• Material for this task

▬▬▬▬▬▬▬▬▬▬

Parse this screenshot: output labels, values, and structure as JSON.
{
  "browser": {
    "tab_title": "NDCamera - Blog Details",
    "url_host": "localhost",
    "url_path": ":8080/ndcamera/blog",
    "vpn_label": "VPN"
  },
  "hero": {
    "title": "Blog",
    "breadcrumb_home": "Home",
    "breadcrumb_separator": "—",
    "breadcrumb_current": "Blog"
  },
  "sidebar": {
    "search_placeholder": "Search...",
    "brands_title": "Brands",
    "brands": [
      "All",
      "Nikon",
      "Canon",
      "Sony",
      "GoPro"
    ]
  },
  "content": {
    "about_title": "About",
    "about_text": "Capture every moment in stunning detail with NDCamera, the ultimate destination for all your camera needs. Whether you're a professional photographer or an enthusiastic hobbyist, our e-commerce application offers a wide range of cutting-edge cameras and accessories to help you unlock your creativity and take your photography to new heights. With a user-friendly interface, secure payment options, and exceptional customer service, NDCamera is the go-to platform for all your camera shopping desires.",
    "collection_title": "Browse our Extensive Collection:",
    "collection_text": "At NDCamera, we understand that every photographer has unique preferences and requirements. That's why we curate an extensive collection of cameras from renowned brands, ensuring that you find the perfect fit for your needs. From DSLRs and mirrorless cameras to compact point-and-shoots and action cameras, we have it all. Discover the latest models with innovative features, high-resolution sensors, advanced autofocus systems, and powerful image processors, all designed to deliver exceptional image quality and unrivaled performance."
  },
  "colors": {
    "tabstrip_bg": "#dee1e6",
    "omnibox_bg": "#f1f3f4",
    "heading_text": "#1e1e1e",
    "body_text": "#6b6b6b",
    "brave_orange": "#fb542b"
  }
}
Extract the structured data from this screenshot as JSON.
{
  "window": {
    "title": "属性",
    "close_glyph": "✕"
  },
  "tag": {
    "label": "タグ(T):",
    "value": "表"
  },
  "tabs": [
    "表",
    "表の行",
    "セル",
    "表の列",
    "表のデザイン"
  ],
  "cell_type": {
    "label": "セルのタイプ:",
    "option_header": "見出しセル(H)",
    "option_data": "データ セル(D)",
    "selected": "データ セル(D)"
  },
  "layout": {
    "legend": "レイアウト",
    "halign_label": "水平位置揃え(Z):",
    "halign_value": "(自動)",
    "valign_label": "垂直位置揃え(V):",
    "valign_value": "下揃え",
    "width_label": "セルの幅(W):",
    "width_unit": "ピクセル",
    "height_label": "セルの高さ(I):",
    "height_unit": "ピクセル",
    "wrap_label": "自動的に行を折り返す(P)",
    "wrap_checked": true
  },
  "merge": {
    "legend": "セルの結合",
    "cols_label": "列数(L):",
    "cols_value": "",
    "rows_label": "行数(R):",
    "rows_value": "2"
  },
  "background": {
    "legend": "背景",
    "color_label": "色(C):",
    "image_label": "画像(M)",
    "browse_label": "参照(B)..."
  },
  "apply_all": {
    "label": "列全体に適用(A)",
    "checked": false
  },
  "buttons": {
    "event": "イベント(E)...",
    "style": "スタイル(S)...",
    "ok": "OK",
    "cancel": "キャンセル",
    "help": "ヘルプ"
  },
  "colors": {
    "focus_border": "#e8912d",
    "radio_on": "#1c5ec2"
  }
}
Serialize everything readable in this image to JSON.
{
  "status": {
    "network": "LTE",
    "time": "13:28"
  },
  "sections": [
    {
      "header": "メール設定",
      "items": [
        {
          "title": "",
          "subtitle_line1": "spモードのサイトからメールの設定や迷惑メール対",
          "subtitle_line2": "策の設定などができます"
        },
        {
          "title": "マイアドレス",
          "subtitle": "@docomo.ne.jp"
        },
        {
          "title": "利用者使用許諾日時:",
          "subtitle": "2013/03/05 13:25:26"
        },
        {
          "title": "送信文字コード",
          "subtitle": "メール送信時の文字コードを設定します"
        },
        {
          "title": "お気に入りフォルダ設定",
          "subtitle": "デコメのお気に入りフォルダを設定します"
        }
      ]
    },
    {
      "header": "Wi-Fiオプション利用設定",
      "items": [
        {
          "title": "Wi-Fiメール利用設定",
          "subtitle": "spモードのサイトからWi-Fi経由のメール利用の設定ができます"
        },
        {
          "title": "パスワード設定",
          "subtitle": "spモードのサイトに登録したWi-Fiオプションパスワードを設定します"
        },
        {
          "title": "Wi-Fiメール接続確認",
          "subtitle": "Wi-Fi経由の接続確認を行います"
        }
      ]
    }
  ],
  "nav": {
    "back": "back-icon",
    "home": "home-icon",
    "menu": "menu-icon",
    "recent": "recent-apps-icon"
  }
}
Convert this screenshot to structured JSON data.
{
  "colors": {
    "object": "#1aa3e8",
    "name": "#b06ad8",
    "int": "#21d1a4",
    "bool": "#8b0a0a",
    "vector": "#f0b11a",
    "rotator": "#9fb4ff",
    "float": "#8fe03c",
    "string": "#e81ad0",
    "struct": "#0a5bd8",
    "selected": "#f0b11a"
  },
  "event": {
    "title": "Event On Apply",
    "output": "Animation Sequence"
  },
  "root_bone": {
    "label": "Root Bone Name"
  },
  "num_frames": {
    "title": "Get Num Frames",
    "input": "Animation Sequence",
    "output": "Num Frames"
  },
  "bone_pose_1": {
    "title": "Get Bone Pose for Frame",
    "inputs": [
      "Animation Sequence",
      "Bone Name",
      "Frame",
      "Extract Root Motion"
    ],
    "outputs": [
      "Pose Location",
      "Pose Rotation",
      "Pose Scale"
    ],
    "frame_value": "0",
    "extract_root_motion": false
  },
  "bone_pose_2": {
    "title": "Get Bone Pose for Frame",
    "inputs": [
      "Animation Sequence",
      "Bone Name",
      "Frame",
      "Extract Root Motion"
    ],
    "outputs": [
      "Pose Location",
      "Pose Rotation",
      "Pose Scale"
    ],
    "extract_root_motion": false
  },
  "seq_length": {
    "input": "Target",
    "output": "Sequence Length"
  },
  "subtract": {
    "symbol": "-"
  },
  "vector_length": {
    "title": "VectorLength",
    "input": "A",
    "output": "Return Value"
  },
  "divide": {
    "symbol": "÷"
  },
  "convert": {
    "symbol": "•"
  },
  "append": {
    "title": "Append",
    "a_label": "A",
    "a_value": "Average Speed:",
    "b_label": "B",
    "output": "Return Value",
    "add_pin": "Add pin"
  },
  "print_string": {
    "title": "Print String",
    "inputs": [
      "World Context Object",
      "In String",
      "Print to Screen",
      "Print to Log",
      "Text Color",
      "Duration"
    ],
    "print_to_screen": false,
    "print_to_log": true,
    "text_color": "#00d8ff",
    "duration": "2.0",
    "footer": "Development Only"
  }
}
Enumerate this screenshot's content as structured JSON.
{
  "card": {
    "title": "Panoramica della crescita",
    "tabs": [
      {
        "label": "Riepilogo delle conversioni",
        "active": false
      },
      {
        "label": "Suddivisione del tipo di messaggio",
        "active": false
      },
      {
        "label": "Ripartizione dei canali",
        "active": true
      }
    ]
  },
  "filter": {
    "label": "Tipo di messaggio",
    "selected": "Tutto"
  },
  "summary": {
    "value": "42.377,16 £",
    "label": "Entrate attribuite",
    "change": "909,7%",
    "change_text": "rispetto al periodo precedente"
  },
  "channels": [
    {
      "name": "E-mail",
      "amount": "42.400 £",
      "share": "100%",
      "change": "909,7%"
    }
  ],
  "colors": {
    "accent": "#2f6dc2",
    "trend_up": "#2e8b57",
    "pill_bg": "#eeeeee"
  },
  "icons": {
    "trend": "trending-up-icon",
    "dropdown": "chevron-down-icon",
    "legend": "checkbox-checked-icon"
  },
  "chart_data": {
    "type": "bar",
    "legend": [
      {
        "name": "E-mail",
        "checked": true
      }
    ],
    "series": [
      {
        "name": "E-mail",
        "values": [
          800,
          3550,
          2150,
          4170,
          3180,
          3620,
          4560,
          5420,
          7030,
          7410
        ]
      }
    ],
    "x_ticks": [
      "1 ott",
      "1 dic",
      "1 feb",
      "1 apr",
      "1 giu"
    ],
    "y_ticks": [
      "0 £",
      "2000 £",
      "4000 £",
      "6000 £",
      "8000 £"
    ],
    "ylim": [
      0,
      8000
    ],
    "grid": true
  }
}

▬▬▬▬▬▬▬▬▬▬

• Exercise requirements
Count the lines above that contain the word "legend". Give only the number.

• Written solution
5